▸ Task
Collect every line in the records below that contains the word "arrow".

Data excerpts
________________

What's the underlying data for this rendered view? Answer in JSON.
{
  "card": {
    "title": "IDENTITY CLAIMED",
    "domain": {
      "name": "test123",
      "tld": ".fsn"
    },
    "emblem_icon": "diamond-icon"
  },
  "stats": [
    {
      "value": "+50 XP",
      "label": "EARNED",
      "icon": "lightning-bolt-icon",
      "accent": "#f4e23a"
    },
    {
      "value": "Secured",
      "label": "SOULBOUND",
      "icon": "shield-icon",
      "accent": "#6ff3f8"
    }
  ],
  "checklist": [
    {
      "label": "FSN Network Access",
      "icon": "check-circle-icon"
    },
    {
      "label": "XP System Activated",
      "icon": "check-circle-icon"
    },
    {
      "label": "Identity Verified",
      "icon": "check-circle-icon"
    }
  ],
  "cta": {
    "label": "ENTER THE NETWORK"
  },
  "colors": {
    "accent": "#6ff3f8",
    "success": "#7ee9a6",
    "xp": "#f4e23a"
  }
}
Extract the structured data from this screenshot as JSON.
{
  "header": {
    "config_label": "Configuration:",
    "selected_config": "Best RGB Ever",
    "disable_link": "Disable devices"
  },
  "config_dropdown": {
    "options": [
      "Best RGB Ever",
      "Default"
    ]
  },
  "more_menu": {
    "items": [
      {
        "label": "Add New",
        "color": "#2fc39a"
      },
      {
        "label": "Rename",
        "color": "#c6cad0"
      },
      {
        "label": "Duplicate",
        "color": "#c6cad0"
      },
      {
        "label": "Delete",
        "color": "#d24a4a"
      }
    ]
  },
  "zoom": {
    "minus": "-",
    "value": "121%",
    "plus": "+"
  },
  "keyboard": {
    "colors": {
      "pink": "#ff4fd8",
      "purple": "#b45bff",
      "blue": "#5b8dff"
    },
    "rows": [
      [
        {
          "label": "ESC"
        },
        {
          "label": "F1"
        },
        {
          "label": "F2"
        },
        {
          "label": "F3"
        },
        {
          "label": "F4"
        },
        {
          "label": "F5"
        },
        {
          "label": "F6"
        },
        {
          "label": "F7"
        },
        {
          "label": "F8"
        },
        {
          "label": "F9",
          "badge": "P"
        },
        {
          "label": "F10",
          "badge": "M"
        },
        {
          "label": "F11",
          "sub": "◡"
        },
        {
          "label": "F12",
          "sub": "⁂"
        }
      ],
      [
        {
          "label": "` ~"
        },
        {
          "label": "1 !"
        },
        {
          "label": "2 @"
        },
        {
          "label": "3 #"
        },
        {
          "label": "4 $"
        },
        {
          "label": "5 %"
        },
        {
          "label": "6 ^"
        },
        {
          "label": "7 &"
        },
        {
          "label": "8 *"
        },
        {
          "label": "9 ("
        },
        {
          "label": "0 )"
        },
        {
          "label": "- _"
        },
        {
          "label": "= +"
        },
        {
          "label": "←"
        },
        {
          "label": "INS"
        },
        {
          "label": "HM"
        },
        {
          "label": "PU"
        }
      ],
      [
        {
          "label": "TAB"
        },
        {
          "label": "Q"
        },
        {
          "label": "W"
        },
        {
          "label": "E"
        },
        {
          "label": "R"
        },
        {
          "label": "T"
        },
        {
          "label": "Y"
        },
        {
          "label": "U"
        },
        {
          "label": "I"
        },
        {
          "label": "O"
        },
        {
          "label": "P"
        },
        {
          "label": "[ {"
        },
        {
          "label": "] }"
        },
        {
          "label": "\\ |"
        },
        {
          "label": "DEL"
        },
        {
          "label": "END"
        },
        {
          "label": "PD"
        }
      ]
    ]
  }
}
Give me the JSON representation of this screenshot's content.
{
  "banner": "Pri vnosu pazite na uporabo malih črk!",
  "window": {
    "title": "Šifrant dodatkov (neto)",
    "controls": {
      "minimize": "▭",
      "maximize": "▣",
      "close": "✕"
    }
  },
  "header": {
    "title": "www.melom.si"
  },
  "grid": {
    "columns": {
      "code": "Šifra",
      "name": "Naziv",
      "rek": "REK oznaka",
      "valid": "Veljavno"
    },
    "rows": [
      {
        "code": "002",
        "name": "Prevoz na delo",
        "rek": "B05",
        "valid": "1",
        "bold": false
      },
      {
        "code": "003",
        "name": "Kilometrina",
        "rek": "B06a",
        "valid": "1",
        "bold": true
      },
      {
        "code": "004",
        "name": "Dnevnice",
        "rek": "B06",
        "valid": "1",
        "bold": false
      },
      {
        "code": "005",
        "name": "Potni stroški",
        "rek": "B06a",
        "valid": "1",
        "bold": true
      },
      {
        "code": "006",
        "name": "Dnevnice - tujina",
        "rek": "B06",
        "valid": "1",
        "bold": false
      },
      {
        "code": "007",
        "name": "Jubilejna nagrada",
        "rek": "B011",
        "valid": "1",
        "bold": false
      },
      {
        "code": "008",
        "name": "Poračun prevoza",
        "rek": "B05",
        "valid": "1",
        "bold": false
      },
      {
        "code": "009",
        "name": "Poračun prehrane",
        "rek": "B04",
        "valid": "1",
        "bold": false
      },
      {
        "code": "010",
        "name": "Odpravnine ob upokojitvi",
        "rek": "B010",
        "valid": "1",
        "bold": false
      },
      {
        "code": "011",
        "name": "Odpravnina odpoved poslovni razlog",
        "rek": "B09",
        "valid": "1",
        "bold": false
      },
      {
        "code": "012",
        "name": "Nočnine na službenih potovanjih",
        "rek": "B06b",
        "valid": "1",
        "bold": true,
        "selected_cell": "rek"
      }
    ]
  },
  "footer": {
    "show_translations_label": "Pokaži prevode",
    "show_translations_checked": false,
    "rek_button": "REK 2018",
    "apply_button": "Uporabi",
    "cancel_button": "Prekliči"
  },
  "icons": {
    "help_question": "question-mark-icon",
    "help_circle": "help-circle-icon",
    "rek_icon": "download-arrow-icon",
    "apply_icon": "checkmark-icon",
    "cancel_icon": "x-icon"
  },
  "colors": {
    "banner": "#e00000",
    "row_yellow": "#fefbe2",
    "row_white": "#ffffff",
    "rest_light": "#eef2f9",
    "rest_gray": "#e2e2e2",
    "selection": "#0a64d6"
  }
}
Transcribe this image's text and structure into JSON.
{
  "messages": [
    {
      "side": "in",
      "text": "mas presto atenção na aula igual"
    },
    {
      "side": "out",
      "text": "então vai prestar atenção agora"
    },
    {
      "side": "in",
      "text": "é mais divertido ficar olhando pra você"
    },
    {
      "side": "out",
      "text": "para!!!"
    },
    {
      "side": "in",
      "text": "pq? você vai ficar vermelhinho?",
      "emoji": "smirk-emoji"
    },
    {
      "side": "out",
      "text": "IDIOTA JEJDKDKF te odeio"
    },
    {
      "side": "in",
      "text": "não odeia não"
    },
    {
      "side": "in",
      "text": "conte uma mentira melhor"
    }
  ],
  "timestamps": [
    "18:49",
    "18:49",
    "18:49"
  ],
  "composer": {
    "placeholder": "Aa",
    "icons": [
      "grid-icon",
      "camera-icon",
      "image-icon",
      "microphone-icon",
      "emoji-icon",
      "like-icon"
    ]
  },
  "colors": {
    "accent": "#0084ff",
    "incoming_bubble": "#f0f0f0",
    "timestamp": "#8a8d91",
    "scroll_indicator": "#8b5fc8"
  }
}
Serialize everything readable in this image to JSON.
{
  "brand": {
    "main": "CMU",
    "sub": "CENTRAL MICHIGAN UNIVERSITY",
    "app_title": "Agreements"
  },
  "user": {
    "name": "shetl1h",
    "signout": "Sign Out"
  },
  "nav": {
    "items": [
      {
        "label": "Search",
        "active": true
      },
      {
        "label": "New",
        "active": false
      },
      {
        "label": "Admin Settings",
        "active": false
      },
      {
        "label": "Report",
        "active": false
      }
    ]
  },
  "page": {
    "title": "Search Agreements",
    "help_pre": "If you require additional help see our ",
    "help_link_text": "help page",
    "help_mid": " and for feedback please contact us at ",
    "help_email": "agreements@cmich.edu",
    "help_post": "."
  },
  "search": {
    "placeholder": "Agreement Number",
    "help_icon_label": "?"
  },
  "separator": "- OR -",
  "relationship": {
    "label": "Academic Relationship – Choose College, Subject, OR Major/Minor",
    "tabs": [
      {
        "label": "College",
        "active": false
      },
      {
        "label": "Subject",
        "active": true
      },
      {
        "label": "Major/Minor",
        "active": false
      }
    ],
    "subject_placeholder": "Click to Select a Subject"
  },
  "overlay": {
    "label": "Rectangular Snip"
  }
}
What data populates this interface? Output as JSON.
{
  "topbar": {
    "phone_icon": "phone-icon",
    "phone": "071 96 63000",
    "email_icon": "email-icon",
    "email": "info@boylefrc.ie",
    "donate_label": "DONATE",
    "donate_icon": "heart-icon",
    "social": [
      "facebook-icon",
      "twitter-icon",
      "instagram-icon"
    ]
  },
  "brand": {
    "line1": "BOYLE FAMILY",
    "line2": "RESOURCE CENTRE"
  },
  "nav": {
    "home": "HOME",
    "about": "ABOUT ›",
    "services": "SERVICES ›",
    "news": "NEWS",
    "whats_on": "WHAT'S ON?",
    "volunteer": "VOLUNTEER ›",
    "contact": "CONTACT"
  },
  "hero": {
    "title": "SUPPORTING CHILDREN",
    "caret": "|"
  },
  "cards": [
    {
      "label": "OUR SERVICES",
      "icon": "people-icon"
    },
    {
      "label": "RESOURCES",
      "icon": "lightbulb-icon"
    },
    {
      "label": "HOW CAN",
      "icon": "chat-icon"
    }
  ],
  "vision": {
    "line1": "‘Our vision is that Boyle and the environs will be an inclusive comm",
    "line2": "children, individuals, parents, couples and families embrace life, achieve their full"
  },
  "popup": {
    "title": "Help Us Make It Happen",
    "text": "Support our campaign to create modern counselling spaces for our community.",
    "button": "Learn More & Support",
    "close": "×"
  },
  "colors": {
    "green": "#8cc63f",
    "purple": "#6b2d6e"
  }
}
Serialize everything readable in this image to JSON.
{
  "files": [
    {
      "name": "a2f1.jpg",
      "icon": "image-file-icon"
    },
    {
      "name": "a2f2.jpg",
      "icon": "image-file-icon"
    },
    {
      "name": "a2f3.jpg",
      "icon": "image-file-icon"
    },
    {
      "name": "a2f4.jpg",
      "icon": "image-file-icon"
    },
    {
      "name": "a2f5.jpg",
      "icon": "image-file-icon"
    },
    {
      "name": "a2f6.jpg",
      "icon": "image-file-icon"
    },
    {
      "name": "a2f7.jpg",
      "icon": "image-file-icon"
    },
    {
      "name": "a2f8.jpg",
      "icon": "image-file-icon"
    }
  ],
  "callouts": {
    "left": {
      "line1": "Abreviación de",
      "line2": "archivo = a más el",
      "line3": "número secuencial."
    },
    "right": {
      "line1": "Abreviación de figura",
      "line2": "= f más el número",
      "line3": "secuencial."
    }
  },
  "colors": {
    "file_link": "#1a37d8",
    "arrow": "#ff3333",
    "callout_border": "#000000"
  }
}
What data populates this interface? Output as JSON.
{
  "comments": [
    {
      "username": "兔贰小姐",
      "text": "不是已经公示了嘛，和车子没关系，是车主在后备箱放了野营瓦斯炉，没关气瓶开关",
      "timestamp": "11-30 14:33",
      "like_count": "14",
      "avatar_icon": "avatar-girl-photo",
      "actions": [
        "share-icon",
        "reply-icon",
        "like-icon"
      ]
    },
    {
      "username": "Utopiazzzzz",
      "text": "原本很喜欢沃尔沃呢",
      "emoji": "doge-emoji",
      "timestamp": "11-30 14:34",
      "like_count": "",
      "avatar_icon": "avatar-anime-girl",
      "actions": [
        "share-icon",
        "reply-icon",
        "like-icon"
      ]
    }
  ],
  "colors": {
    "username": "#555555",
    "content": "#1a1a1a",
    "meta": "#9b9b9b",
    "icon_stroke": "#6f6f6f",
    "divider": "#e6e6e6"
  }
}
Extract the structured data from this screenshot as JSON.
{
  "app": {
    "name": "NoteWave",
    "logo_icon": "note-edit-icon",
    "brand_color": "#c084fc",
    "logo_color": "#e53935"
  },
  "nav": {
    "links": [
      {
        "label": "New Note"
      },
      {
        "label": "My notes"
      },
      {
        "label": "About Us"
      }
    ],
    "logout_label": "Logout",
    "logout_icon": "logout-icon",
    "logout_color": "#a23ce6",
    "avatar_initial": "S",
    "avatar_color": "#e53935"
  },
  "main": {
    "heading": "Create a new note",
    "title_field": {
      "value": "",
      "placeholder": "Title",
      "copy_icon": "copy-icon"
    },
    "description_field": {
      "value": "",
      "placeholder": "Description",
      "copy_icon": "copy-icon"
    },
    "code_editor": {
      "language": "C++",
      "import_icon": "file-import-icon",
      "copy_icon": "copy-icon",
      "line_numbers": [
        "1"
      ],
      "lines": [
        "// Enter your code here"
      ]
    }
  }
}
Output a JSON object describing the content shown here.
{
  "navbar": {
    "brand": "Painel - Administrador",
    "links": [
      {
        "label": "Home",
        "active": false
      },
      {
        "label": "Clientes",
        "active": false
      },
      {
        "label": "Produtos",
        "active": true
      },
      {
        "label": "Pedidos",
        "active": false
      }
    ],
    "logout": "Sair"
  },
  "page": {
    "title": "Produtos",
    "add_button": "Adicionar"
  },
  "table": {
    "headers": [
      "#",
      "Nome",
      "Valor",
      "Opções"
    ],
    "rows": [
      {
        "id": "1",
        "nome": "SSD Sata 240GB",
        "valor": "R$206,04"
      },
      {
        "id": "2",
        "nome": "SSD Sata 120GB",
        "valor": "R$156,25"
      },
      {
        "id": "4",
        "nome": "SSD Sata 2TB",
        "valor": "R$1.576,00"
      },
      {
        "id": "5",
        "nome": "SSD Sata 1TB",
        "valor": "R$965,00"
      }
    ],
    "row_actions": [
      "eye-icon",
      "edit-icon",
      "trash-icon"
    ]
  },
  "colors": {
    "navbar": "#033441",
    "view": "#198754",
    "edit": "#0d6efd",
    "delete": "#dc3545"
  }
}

________________

▸ Answer for the task
    "rek_icon": "download-arrow-icon",
    "arrow": "#ff3333",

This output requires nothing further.